(Collection entries)
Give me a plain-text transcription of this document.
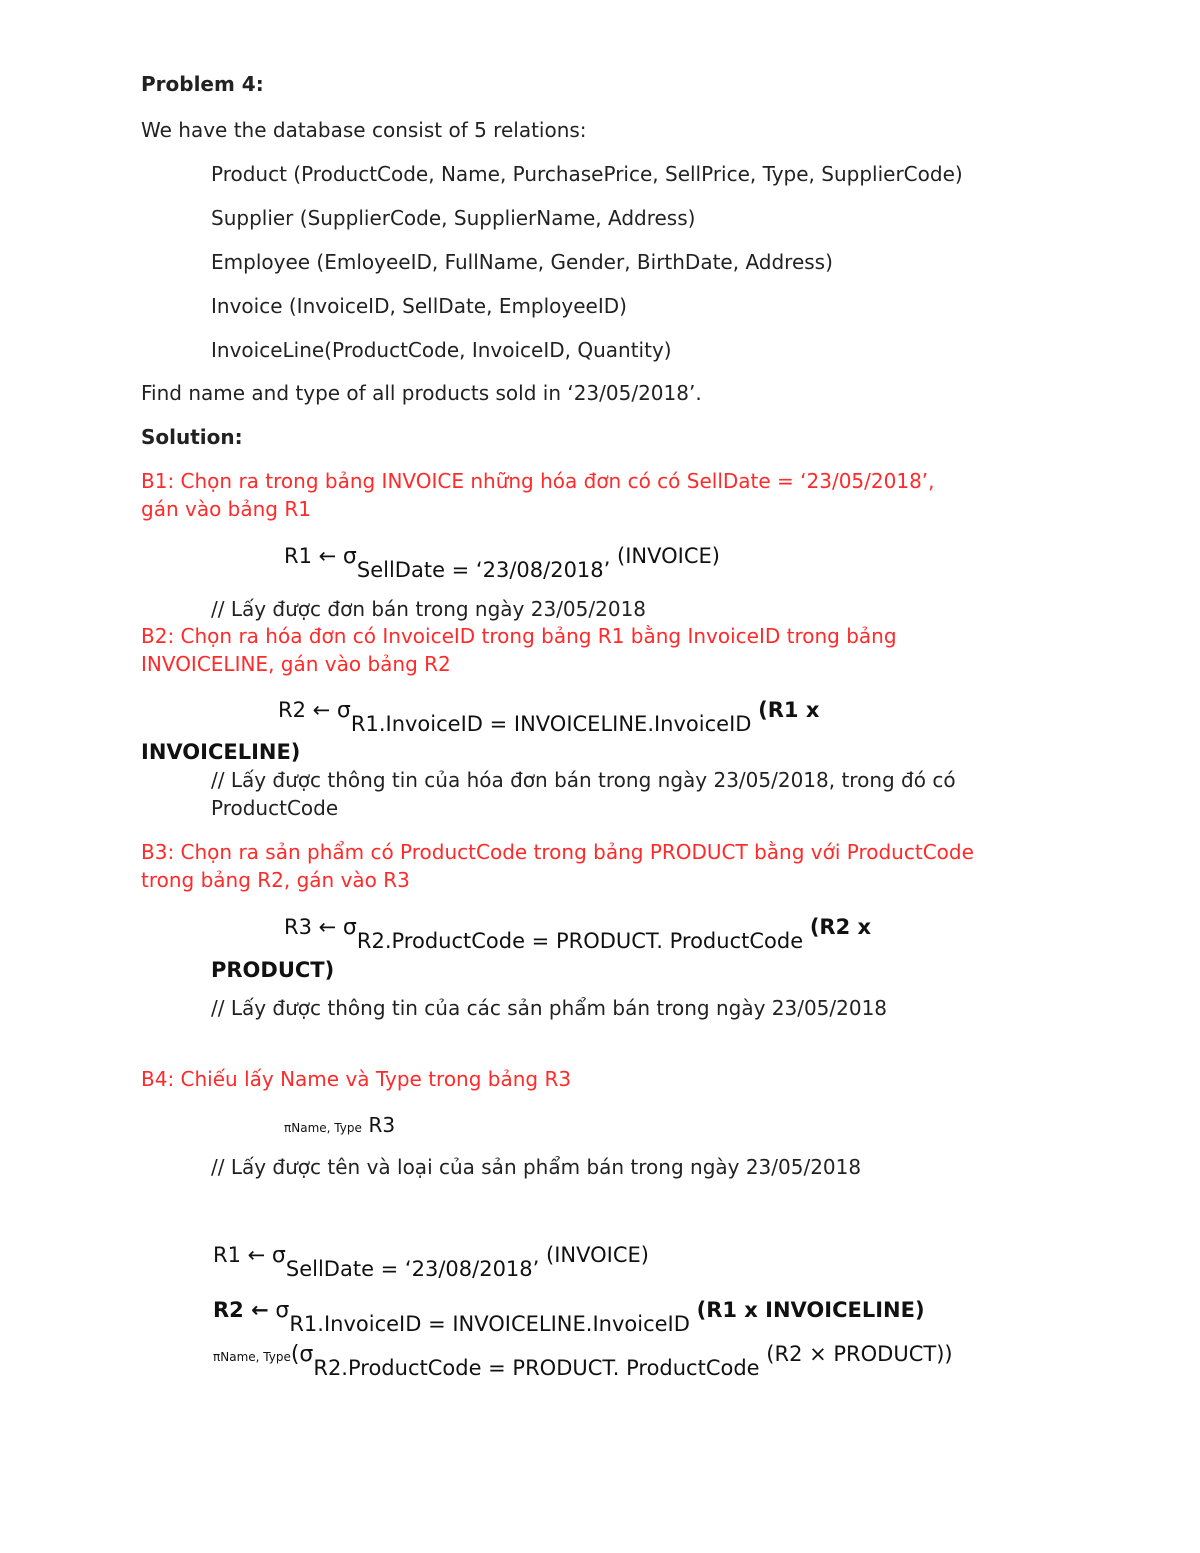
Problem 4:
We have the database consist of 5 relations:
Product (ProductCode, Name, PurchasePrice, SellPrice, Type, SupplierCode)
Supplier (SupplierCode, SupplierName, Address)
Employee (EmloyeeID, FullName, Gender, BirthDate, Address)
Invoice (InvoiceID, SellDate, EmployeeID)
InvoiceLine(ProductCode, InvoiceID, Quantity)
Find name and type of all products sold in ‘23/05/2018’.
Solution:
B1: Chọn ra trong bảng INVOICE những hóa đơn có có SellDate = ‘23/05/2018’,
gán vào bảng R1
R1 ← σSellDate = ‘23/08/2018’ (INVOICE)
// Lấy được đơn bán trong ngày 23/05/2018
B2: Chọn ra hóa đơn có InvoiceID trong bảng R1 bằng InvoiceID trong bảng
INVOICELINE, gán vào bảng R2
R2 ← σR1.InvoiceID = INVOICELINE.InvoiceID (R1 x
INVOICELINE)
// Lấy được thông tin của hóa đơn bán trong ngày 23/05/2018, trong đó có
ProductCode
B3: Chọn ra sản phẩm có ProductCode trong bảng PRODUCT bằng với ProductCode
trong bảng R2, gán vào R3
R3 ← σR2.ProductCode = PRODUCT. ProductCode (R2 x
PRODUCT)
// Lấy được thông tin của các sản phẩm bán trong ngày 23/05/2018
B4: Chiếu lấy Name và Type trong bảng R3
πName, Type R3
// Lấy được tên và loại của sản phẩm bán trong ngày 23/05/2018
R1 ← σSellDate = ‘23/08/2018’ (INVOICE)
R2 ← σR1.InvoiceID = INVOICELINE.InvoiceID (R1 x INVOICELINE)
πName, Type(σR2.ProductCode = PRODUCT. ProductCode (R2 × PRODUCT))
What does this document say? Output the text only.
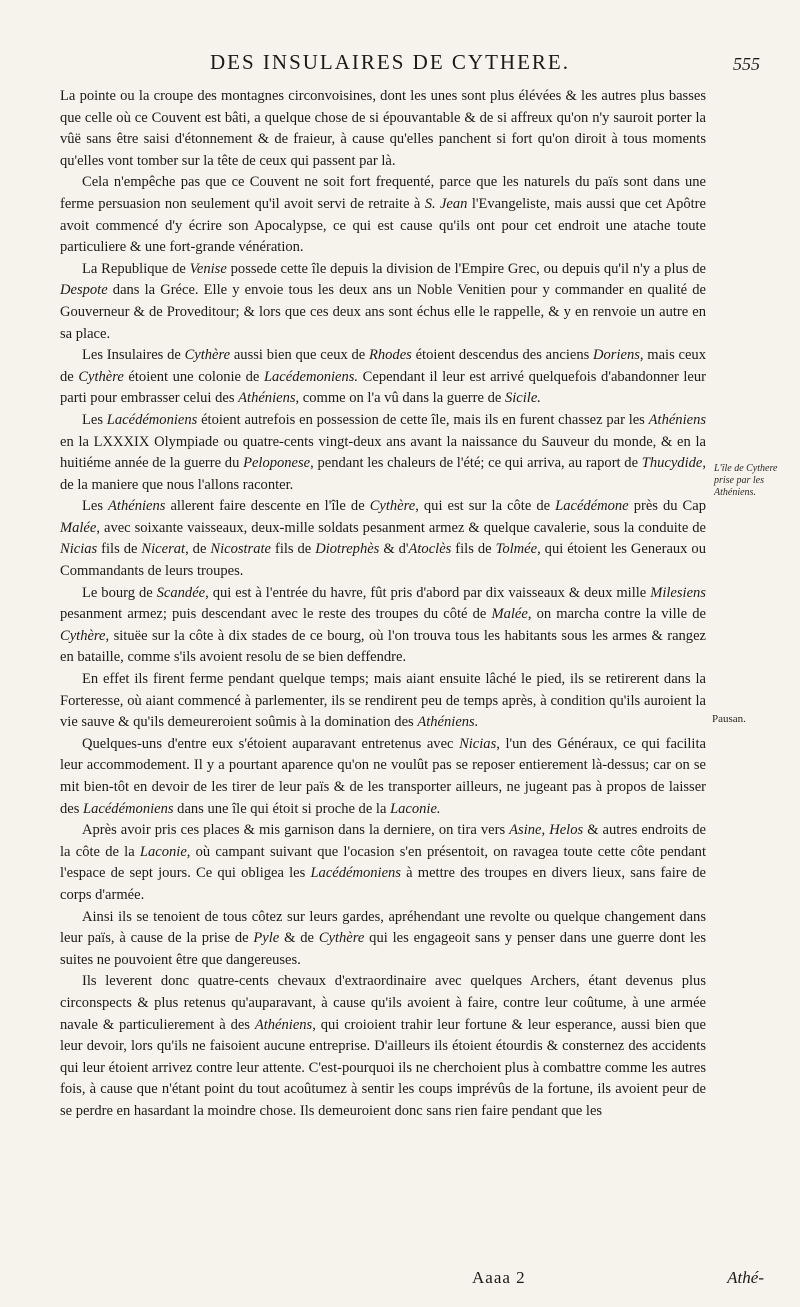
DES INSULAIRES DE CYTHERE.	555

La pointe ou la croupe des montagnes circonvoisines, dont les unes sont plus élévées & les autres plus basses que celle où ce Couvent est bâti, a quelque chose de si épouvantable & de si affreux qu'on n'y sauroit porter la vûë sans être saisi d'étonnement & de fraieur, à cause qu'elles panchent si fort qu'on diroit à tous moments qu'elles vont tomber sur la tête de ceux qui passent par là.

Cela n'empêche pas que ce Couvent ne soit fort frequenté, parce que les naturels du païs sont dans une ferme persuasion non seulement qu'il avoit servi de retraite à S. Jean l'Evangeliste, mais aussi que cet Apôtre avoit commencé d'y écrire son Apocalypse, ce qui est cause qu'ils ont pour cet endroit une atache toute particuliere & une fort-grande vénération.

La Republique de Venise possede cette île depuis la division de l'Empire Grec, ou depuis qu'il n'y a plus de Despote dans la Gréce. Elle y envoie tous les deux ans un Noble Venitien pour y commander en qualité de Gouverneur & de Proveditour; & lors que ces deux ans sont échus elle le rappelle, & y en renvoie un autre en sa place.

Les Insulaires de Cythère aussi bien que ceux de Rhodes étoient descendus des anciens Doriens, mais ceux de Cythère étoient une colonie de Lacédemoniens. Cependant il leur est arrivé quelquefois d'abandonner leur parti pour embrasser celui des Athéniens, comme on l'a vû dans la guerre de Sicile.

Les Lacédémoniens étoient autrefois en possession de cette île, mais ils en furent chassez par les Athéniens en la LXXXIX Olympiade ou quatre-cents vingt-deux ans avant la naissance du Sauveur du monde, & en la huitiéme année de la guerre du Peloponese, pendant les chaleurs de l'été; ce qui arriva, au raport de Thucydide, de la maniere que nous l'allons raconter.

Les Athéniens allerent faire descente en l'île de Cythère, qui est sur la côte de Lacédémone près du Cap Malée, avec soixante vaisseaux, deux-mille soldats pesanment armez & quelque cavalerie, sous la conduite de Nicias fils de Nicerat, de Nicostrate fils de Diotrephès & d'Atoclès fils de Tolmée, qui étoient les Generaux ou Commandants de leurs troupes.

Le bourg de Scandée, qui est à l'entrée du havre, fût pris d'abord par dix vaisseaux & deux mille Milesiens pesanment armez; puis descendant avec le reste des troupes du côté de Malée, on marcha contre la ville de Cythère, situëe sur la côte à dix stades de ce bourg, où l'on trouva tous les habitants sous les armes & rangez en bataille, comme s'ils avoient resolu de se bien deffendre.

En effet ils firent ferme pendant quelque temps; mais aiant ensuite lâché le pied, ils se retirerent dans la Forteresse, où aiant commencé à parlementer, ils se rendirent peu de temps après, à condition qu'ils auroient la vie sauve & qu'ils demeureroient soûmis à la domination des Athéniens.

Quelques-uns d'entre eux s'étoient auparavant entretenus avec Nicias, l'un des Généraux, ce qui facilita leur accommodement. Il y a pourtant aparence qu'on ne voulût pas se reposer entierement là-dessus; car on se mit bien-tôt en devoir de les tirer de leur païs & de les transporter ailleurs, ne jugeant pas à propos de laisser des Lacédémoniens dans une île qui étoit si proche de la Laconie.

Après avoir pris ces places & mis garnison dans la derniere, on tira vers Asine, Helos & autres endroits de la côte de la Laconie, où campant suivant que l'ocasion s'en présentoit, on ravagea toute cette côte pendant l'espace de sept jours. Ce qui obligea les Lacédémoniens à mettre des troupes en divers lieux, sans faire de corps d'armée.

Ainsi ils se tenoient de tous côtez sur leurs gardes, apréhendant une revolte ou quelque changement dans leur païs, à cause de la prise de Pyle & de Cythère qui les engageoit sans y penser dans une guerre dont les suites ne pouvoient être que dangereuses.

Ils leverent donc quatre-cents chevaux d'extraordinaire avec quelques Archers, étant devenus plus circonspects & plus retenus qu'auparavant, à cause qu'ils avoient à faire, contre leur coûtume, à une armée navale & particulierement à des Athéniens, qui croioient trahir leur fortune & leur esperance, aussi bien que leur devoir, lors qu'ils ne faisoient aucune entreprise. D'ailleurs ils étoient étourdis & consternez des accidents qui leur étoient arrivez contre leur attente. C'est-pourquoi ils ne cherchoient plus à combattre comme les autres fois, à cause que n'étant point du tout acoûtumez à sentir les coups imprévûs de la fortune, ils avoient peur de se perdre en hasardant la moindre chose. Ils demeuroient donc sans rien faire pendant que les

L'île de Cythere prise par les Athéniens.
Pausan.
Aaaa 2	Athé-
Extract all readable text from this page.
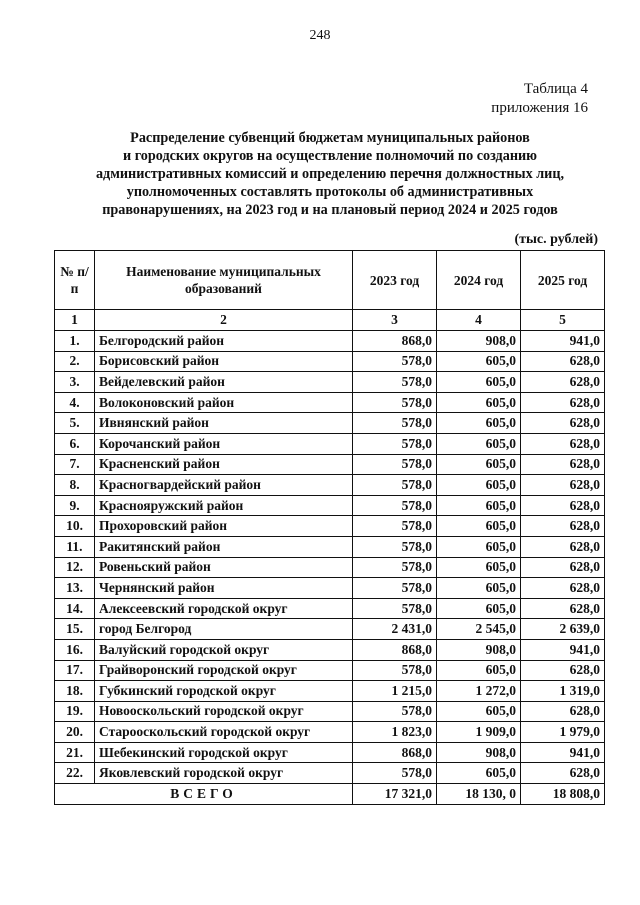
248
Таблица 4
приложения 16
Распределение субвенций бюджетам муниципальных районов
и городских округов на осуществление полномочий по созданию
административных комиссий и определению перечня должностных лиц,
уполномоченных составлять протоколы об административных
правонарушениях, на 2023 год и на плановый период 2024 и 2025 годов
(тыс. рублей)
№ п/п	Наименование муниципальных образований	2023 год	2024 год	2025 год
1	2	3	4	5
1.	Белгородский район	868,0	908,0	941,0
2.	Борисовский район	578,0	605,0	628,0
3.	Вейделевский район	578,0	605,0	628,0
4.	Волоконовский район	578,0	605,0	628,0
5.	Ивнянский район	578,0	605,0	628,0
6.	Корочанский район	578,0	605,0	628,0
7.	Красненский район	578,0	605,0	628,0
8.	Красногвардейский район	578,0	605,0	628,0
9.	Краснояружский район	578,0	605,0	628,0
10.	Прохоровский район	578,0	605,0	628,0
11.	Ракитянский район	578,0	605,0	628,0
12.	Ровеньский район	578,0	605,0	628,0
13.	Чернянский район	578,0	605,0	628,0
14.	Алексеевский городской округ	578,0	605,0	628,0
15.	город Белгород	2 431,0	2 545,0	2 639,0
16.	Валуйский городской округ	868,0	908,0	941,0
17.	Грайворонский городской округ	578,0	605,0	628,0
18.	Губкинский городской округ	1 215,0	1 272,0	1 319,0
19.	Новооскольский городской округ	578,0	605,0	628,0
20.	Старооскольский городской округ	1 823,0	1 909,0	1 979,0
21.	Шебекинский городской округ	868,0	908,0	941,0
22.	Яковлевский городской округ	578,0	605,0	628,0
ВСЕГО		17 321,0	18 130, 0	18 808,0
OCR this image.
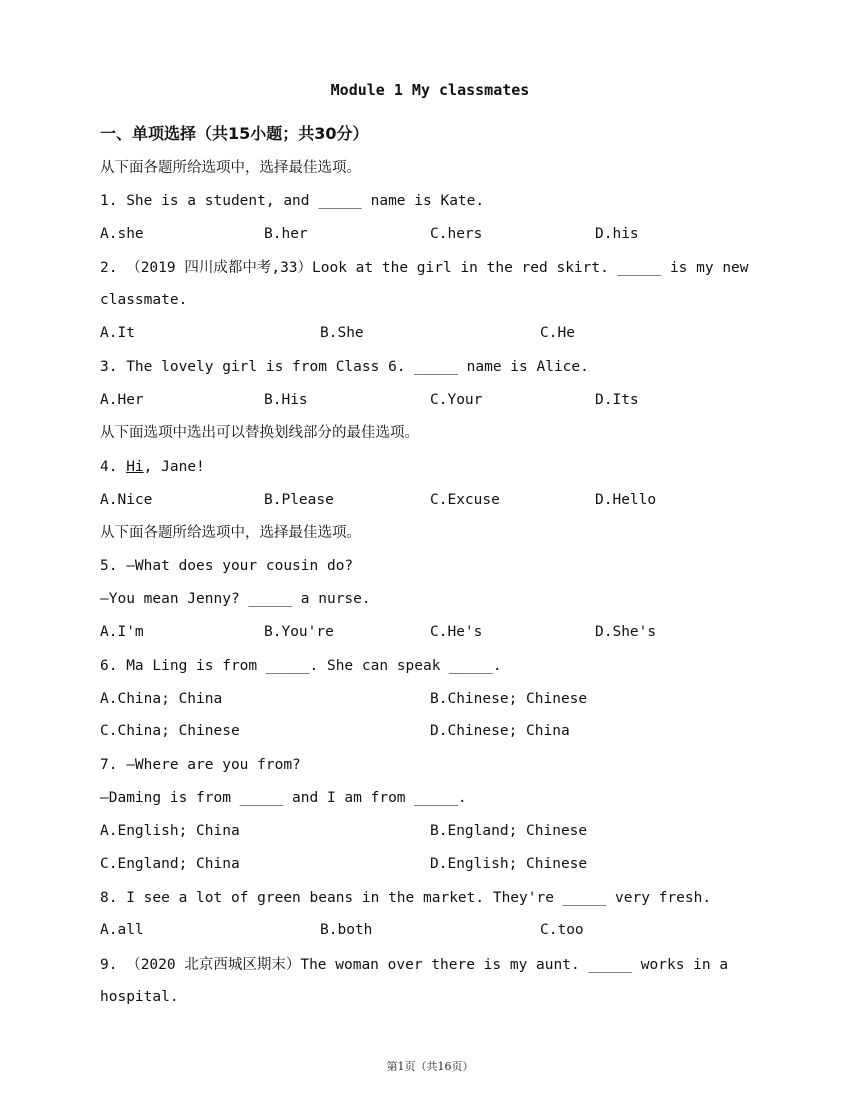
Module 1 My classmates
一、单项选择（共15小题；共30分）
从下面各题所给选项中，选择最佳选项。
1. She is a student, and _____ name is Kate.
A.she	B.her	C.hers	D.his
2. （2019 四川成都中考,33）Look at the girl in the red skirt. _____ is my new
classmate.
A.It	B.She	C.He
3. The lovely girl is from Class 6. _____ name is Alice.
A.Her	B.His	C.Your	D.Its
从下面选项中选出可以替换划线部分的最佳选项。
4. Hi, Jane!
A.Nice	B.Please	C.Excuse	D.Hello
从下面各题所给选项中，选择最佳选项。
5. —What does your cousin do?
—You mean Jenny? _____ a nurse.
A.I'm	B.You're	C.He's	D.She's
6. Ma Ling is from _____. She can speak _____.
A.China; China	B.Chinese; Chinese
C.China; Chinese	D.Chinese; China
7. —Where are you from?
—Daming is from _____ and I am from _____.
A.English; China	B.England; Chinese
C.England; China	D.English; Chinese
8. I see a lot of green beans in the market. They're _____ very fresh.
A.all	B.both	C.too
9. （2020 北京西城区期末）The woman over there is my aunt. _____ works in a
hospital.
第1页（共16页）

▶ Written exercise
Count all lines of the data that include "païs". The answer is the number alone.

▶ Solution for this task
3